- DATA FOR THE TASK
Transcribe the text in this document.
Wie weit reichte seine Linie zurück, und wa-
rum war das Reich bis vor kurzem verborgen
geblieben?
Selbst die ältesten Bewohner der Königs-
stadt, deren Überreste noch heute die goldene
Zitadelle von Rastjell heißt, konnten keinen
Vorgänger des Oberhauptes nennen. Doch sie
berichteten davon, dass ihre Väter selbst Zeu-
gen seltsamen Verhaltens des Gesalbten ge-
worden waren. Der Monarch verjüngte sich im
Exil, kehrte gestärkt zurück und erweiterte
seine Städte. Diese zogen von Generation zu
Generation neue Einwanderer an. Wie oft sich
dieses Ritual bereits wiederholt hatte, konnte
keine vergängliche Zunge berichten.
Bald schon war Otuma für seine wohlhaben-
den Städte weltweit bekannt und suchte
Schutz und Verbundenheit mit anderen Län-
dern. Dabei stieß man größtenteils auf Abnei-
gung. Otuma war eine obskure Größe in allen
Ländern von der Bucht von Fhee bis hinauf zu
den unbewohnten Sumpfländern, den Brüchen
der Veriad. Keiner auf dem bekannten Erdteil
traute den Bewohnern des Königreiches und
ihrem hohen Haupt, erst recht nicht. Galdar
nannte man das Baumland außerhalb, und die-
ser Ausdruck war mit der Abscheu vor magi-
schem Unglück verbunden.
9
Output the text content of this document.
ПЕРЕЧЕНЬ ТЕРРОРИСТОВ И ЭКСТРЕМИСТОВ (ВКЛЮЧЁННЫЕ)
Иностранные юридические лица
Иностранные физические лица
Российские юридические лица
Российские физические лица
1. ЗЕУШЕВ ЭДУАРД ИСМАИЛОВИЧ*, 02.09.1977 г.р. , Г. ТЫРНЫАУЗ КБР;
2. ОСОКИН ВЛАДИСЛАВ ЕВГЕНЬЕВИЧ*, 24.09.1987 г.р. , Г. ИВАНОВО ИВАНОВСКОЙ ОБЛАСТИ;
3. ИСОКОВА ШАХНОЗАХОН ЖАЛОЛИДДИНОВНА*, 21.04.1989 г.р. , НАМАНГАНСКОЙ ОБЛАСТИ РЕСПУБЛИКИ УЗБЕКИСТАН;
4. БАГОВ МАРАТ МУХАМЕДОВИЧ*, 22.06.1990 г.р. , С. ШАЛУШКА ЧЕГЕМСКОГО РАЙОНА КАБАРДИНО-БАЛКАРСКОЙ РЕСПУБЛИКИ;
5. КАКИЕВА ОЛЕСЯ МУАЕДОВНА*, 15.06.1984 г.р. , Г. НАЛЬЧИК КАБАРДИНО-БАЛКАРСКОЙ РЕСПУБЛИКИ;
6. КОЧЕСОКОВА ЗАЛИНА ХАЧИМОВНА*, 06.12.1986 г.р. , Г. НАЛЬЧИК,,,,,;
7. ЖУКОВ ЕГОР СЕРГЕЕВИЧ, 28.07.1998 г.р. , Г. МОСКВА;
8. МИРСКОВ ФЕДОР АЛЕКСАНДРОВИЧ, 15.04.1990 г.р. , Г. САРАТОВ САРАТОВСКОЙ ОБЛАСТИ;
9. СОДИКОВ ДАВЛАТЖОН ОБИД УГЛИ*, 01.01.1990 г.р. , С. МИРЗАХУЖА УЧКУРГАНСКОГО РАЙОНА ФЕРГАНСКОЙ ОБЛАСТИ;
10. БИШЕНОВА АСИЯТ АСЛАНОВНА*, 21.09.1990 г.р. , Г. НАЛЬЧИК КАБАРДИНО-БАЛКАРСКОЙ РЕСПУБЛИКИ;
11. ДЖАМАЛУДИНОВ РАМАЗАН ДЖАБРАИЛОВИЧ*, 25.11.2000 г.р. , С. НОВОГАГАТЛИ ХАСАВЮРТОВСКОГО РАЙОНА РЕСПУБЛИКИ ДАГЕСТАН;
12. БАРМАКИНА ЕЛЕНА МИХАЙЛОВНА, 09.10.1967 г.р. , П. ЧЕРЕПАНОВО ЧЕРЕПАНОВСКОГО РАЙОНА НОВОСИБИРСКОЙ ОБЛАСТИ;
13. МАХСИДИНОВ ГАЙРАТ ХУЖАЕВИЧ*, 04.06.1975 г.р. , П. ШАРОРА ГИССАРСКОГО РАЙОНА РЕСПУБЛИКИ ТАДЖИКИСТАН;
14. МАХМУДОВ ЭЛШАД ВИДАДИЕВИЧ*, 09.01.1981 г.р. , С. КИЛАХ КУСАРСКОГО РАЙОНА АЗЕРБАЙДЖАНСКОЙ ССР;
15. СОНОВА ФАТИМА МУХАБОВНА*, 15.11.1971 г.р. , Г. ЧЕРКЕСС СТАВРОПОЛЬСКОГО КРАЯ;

- TASK
Provide only the count of lines in the material above that hold the word "document".

- RESULT OF THE EXERCISE
2